Dataset listings of figures
— START —
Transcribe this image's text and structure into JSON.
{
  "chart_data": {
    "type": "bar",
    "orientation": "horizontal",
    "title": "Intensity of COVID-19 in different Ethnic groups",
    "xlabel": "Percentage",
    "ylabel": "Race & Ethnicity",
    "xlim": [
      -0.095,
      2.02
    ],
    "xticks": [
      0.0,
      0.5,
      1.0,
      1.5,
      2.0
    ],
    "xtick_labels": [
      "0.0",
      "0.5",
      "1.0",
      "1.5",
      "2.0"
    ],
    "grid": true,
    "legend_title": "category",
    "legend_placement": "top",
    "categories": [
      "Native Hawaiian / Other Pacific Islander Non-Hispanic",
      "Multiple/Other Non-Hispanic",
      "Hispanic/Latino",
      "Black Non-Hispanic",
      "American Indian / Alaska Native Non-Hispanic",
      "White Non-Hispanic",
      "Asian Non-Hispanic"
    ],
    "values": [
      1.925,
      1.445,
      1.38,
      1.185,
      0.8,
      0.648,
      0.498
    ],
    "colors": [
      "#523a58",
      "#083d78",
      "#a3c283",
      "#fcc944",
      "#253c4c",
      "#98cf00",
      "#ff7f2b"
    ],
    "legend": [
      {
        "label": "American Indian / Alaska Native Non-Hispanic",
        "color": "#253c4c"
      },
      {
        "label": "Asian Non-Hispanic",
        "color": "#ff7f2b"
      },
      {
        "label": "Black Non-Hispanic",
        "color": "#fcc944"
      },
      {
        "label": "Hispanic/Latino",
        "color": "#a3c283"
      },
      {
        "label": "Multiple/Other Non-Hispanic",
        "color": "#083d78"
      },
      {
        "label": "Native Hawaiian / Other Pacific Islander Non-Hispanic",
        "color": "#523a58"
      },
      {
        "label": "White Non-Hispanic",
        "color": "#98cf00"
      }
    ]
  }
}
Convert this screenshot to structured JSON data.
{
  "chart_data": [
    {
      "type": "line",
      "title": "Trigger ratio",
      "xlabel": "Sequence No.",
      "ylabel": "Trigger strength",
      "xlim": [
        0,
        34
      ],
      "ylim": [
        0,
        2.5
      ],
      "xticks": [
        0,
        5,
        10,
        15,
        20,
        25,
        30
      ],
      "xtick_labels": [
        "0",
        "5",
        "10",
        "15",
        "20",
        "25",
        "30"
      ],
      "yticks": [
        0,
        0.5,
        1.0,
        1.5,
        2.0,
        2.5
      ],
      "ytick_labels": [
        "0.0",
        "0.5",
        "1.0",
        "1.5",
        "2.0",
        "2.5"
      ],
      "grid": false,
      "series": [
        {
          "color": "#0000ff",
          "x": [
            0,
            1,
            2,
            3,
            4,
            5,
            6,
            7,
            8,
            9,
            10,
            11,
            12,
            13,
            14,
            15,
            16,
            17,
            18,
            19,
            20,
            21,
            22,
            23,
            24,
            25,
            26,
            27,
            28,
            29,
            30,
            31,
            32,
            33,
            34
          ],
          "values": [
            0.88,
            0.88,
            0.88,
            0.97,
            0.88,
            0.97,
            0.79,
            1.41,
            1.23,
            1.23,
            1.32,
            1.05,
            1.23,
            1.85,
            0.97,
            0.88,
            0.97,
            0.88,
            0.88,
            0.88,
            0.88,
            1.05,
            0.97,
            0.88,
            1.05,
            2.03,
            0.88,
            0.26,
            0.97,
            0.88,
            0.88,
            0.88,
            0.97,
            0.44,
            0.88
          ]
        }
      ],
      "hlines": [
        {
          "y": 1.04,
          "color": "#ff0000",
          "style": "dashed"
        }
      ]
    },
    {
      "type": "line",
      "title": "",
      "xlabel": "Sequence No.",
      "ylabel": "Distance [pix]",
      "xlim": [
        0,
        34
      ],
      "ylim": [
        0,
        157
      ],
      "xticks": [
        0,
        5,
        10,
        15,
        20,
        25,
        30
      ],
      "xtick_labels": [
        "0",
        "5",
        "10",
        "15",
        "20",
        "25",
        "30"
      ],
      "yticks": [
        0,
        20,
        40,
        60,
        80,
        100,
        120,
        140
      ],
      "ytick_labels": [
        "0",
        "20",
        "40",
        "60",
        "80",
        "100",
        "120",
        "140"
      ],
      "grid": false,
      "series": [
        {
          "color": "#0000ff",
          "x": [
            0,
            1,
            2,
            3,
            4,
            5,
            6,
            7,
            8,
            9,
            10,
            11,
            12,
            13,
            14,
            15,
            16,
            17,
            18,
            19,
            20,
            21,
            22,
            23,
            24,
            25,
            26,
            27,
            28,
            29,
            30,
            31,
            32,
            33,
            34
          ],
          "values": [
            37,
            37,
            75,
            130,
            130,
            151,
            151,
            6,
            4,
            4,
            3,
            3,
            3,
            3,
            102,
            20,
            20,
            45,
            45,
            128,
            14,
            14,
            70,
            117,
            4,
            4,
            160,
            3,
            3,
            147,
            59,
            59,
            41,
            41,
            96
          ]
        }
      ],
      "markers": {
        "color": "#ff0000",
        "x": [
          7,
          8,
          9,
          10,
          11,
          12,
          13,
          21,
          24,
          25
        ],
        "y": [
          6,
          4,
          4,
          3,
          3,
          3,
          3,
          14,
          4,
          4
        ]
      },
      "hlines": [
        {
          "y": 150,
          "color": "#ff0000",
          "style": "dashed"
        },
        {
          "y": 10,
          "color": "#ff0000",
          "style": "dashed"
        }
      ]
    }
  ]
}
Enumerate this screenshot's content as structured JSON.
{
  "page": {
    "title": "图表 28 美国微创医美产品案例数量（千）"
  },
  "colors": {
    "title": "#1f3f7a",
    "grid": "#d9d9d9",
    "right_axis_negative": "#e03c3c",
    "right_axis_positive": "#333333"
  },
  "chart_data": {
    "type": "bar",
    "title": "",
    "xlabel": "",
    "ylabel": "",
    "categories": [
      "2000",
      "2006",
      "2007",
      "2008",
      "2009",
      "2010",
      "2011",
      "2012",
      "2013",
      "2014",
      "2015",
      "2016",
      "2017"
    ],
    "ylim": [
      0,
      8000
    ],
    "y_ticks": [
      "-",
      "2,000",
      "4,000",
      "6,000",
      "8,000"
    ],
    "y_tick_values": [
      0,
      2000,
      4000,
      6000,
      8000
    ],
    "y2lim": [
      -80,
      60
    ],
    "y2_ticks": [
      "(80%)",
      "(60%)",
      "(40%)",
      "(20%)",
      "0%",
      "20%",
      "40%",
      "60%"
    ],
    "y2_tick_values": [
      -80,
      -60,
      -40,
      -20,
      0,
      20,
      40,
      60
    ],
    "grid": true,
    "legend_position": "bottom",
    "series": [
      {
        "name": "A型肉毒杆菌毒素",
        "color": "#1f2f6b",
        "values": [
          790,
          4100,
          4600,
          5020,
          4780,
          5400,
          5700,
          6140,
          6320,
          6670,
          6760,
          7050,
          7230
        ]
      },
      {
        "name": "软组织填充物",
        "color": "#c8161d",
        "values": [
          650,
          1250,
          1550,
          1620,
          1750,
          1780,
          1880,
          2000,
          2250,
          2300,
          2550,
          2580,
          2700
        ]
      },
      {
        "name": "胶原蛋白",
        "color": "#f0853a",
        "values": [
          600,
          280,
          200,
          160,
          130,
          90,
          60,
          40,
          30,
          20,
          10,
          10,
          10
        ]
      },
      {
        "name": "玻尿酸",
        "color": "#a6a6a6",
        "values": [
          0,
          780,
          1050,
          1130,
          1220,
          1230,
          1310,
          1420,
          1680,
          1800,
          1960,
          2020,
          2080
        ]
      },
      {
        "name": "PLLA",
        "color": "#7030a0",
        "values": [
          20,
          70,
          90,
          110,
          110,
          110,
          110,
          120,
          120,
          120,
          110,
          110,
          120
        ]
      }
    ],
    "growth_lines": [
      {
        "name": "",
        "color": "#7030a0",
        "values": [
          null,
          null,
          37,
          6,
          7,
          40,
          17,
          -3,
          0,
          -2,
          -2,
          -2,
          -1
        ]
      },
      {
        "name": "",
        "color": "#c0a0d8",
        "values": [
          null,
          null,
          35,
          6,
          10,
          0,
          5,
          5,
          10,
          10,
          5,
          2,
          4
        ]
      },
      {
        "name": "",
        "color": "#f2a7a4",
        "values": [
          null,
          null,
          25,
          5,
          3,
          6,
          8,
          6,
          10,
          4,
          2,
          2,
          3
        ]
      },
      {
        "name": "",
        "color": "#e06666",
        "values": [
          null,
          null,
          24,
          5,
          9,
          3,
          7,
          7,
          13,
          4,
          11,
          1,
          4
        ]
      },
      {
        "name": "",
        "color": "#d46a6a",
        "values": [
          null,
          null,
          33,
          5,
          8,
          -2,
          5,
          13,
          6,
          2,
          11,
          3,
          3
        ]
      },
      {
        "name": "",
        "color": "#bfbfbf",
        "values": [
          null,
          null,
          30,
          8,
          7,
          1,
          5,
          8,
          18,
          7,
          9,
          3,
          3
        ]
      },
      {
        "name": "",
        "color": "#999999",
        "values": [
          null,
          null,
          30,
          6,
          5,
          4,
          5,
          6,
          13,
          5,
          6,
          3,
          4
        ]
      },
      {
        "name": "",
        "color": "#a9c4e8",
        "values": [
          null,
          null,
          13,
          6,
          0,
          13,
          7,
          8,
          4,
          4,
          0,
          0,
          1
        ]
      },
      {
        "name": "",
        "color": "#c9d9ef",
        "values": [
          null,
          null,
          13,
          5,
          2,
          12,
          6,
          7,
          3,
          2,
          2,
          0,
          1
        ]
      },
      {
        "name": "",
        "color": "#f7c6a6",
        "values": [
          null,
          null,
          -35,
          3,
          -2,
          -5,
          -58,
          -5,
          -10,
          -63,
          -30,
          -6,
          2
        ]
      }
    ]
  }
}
— END —
→ Short task
Using the listing, collect all lines in which the string "ylabel" is found.

→ Finished answer
    "ylabel": "Race & Ethnicity",
      "ylabel": "Trigger strength",
      "ylabel": "Distance [pix]",
    "ylabel": "",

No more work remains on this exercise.